What the exercise asks:
Show all lines from the listing below that contain "eGFR".

Input for this task:
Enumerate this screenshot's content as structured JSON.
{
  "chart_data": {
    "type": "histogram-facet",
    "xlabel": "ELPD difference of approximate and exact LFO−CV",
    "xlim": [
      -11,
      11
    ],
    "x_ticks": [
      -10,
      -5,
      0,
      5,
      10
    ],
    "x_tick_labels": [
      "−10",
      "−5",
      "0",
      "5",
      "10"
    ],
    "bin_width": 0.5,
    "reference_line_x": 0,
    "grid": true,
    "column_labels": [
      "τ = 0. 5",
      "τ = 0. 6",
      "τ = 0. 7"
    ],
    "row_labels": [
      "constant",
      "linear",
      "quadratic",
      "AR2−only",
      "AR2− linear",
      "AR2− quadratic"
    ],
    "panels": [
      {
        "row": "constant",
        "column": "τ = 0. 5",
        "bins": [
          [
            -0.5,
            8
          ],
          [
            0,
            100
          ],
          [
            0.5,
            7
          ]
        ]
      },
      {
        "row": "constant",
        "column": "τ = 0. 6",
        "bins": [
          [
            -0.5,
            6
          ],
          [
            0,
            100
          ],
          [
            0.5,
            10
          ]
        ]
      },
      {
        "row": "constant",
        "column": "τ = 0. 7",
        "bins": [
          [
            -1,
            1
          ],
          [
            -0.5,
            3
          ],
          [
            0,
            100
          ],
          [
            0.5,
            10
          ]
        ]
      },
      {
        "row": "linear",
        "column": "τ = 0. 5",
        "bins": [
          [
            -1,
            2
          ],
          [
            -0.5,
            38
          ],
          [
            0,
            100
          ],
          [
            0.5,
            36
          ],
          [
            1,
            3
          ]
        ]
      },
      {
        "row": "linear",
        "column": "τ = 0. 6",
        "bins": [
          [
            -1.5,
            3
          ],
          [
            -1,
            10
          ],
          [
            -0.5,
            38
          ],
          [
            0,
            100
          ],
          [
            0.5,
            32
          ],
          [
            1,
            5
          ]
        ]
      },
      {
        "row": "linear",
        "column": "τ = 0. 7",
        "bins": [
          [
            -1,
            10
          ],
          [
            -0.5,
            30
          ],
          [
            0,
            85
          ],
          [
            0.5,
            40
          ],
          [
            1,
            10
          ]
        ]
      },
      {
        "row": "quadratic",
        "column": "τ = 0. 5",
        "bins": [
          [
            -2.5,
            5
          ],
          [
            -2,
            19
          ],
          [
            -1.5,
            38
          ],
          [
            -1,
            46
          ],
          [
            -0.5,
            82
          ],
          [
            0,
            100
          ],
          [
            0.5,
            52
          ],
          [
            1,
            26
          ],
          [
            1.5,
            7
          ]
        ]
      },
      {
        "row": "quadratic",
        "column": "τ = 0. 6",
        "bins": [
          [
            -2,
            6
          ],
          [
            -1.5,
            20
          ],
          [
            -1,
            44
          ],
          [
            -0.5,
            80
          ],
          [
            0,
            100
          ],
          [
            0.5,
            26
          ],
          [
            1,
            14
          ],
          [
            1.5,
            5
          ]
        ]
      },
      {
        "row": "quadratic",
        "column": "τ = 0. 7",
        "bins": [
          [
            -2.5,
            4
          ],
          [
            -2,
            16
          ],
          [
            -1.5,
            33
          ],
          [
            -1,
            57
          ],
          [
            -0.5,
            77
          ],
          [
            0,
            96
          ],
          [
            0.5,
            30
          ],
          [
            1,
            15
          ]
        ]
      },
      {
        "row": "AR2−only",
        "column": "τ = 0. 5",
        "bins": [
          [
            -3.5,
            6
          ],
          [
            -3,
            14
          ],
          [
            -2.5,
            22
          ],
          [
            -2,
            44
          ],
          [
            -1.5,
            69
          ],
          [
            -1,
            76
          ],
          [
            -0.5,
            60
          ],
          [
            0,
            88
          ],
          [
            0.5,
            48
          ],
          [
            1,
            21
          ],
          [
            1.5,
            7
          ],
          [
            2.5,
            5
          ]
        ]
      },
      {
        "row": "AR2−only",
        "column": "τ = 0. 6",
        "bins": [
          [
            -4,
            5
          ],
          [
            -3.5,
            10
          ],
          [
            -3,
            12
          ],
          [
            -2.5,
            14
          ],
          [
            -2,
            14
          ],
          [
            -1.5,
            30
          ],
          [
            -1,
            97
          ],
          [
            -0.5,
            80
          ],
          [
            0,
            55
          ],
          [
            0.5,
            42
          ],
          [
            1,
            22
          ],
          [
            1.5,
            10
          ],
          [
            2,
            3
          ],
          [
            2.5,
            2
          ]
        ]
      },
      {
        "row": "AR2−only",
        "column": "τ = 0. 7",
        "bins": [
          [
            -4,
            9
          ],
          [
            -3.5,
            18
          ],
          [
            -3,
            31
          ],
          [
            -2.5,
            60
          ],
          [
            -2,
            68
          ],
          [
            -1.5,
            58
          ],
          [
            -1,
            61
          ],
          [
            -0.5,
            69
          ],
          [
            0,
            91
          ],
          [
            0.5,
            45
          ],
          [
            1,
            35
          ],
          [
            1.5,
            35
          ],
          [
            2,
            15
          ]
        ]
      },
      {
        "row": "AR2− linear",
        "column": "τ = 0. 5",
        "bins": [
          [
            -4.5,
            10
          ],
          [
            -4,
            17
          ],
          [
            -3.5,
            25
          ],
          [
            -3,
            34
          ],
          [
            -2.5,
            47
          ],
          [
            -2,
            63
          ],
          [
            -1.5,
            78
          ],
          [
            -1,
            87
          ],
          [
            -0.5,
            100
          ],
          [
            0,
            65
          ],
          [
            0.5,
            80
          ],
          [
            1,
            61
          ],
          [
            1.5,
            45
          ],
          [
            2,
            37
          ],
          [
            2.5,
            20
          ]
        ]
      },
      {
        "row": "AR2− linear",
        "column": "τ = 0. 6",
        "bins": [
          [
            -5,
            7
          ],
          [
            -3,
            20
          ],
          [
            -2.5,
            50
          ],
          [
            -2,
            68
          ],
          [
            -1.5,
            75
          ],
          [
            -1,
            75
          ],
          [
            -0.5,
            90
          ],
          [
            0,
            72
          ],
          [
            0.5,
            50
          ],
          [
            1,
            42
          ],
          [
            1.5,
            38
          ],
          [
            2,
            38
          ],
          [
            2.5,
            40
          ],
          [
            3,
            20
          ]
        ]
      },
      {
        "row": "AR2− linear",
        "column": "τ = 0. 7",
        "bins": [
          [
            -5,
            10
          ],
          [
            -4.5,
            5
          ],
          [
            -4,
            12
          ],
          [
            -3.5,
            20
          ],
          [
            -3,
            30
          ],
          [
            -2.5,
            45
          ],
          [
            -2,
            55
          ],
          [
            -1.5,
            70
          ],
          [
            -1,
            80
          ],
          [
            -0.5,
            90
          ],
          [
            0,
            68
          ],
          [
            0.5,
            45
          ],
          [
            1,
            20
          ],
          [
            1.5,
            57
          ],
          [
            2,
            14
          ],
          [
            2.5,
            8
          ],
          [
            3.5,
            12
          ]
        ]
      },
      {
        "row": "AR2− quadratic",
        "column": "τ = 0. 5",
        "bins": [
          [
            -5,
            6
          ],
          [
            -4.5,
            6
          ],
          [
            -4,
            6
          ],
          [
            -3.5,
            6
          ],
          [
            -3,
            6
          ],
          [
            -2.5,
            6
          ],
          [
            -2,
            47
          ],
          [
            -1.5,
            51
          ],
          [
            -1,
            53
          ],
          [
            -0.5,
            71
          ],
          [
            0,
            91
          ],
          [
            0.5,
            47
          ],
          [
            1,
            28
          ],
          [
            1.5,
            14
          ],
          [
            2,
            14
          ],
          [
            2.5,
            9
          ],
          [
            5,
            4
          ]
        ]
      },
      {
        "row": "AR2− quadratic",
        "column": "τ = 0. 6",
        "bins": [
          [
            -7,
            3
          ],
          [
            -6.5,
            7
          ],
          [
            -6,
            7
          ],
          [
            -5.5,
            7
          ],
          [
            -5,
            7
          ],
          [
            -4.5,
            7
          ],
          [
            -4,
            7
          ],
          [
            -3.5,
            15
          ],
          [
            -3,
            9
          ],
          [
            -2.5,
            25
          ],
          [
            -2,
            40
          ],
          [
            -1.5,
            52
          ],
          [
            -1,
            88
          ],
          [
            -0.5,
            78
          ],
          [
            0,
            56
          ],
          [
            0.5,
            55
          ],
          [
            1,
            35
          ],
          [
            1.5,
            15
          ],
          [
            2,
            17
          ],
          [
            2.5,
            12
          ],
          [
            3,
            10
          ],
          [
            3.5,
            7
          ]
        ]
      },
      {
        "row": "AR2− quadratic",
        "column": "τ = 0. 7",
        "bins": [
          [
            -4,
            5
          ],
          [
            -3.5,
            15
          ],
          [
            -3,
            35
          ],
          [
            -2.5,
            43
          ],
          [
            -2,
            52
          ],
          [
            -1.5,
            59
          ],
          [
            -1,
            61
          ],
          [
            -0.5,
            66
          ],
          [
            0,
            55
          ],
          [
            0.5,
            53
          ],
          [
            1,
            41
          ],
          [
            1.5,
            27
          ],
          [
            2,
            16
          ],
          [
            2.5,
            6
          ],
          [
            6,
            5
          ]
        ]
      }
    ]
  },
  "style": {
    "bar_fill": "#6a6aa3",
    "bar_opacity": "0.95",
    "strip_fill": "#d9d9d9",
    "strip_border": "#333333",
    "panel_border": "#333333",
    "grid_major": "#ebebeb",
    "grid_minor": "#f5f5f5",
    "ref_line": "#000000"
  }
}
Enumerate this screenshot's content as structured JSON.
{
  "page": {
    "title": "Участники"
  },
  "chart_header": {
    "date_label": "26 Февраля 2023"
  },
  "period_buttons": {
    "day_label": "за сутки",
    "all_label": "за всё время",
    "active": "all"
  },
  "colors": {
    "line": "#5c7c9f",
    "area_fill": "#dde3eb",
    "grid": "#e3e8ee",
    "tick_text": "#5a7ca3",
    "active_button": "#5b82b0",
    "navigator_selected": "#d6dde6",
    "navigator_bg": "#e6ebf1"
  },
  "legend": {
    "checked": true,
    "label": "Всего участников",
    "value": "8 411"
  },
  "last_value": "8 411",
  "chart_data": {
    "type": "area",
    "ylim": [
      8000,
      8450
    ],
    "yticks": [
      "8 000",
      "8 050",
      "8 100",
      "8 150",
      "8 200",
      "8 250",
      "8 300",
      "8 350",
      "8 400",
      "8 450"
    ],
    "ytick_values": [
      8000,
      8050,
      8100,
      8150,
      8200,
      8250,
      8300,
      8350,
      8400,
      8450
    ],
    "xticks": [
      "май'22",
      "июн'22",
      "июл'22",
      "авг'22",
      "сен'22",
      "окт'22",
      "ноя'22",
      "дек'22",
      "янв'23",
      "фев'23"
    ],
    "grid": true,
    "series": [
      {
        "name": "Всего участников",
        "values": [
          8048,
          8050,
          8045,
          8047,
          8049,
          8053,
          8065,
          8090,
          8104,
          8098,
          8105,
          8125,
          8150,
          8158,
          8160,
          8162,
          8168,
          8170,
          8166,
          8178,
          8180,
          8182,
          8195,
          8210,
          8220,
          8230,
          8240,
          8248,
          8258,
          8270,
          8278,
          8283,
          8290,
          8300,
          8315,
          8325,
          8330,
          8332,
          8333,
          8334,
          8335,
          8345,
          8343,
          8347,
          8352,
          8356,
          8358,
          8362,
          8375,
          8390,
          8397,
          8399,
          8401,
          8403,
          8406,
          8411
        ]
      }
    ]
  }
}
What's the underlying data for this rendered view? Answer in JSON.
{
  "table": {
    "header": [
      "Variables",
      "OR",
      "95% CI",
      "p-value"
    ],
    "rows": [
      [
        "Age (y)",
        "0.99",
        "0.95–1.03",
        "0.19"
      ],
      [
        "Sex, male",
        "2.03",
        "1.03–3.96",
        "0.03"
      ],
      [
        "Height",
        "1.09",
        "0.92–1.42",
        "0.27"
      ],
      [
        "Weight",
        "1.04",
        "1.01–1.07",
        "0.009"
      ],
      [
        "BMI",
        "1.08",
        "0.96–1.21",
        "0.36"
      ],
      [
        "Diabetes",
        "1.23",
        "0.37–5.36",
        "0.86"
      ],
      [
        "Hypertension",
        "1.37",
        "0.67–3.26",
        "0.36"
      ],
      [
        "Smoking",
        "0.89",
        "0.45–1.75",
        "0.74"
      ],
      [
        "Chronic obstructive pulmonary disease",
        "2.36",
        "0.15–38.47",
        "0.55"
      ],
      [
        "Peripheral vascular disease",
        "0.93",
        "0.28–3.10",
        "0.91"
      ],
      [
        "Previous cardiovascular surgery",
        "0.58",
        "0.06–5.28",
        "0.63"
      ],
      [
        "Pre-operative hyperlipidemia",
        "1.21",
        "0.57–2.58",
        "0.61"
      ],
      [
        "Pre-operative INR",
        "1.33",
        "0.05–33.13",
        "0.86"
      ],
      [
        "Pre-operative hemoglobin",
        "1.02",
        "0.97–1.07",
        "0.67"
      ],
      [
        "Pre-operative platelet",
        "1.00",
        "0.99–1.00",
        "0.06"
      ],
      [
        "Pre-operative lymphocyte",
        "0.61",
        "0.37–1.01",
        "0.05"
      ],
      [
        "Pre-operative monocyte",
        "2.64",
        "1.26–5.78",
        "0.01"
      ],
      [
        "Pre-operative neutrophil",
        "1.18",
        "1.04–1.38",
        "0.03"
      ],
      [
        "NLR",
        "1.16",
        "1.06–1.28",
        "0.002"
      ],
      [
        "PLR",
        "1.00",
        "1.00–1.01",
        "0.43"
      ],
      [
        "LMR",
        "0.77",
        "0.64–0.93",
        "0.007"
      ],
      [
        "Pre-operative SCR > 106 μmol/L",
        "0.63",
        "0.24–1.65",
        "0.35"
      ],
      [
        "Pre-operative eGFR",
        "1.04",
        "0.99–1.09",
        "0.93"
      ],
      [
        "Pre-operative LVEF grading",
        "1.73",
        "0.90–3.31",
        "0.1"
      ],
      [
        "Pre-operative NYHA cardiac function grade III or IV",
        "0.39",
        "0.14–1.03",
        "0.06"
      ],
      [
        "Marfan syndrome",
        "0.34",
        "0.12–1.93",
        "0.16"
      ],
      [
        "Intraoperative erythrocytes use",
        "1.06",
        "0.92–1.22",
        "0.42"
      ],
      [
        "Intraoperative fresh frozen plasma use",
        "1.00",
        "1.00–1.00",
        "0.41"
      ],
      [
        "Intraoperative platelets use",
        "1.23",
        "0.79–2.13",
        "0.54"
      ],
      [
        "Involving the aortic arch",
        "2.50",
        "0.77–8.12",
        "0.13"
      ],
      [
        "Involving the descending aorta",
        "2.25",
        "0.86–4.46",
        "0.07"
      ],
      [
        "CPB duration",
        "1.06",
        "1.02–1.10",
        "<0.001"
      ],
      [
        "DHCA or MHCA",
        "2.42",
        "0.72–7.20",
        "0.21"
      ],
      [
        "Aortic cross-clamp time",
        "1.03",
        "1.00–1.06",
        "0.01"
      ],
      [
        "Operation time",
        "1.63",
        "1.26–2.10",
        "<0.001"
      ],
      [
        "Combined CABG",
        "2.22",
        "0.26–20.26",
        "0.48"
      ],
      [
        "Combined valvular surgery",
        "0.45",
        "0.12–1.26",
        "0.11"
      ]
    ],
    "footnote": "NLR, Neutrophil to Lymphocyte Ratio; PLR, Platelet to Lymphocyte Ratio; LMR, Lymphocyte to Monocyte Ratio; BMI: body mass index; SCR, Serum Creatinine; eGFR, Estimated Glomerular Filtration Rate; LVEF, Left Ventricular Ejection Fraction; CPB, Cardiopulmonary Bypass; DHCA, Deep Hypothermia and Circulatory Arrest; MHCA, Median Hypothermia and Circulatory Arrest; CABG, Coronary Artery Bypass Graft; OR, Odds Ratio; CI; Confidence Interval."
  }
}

Solution for this task:
        "Pre-operative eGFR",
    "footnote": "NLR, Neutrophil to Lymphocyte Ratio; PLR, Platelet to Lymphocyte Ratio; LMR, Lymphocyte to Monocyte Ratio; BMI: body mass index; SCR, Serum Creatinine; eGFR, Estimated Glomerular Filtration Rate; LVEF, Left Ventricular Ejection Fraction; CPB, Cardiopulmonary Bypass; DHCA, Deep Hypothermia and Circulatory Arrest; MHCA, Median Hypothermia and Circulatory Arrest; CABG, Coronary Artery Bypass Graft; OR, Odds Ratio; CI; Confidence Interval."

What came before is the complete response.